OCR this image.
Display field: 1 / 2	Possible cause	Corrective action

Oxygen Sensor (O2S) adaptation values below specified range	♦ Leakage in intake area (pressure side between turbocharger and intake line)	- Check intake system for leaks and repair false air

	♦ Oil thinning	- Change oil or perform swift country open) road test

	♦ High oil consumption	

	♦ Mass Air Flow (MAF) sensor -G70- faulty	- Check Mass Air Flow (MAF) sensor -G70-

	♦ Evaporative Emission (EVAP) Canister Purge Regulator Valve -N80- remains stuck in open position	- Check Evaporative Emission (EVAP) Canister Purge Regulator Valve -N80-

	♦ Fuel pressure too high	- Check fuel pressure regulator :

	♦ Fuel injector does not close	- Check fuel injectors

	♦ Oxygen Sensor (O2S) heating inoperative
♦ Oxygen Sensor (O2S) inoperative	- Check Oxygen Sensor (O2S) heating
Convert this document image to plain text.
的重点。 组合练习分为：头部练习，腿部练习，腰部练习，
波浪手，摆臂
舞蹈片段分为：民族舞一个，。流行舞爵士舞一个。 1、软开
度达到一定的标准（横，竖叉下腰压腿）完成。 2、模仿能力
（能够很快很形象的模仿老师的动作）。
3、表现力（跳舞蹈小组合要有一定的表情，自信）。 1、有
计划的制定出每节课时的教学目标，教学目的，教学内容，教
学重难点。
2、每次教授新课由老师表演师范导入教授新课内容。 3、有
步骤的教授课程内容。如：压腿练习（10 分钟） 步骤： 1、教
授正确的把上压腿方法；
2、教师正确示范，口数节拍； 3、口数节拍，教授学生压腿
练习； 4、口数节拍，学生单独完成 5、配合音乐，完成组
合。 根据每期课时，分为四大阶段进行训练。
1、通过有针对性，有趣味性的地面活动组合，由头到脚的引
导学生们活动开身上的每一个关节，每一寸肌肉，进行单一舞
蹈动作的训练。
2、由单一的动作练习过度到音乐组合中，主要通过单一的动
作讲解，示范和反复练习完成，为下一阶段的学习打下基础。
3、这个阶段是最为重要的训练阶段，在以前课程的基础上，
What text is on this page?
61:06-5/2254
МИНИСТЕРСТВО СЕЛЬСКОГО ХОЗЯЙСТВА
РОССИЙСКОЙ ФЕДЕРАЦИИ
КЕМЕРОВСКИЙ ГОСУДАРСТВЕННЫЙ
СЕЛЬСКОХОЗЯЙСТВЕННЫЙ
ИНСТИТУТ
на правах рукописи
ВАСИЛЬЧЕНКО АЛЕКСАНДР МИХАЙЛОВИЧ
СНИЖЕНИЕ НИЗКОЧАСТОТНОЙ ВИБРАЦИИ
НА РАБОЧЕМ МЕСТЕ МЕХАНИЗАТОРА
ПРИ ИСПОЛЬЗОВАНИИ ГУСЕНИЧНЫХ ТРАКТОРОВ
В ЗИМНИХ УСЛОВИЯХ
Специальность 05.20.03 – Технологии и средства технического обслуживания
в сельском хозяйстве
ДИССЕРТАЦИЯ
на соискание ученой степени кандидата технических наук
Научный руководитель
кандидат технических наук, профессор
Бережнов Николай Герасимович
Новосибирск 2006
§
* Required task *
Everything from the line containing "What text is on this page?" to the end of the data above should be quoted exactly, please, both ends included, and nothing outside that span.

* Answer to the problem *
What text is on this page?
61:06-5/2254
МИНИСТЕРСТВО СЕЛЬСКОГО ХОЗЯЙСТВА
РОССИЙСКОЙ ФЕДЕРАЦИИ
КЕМЕРОВСКИЙ ГОСУДАРСТВЕННЫЙ
СЕЛЬСКОХОЗЯЙСТВЕННЫЙ
ИНСТИТУТ
на правах рукописи
ВАСИЛЬЧЕНКО АЛЕКСАНДР МИХАЙЛОВИЧ
СНИЖЕНИЕ НИЗКОЧАСТОТНОЙ ВИБРАЦИИ
НА РАБОЧЕМ МЕСТЕ МЕХАНИЗАТОРА
ПРИ ИСПОЛЬЗОВАНИИ ГУСЕНИЧНЫХ ТРАКТОРОВ
В ЗИМНИХ УСЛОВИЯХ
Специальность 05.20.03 – Технологии и средства технического обслуживания
в сельском хозяйстве
ДИССЕРТАЦИЯ
на соискание ученой степени кандидата технических наук
Научный руководитель
кандидат технических наук, профессор
Бережнов Николай Герасимович
Новосибирск 2006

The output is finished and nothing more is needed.